**About this task**
For the data below, work out how many lines include the string "complete" and report only the number.

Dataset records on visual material
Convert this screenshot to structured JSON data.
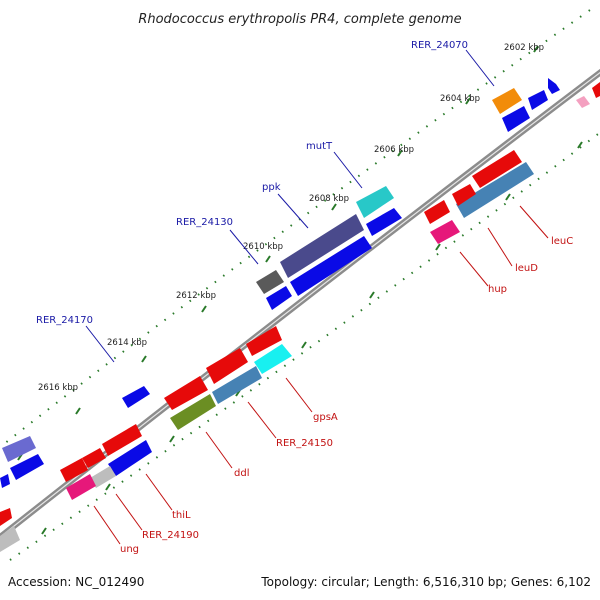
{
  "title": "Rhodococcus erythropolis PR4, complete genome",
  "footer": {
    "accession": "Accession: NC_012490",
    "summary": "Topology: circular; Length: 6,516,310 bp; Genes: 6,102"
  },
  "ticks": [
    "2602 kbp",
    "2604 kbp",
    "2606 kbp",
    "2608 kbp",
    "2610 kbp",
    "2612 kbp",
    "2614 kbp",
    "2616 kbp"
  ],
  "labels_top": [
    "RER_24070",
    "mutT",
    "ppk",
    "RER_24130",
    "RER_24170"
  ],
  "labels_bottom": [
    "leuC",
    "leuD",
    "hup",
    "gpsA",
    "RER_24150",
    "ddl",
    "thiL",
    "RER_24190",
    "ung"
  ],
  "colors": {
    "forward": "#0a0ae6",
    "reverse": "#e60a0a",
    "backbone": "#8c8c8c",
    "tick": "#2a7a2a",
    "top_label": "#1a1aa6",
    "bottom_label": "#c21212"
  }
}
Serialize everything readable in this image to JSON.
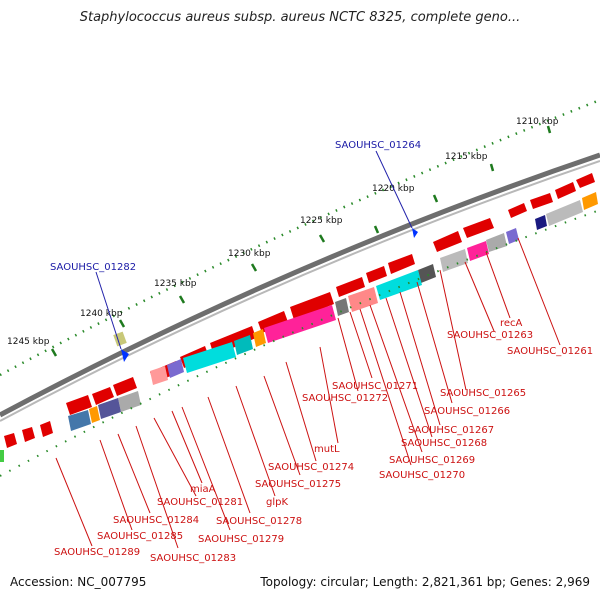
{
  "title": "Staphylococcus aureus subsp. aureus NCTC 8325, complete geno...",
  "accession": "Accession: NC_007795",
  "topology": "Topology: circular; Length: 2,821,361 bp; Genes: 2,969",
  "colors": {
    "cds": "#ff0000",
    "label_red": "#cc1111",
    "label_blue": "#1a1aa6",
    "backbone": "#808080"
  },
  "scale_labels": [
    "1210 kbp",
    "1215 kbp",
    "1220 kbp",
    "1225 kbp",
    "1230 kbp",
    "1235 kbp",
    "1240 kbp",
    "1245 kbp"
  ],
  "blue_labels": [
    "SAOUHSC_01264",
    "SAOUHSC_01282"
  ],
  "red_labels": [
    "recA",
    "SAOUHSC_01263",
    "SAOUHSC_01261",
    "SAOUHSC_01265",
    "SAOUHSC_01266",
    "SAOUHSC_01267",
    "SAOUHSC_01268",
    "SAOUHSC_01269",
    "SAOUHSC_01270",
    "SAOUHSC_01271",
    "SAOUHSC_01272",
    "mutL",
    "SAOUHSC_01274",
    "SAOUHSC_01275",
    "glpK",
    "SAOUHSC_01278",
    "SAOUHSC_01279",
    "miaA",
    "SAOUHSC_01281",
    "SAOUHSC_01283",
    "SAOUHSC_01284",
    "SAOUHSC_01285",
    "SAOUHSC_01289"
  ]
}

**Exercise solution**
2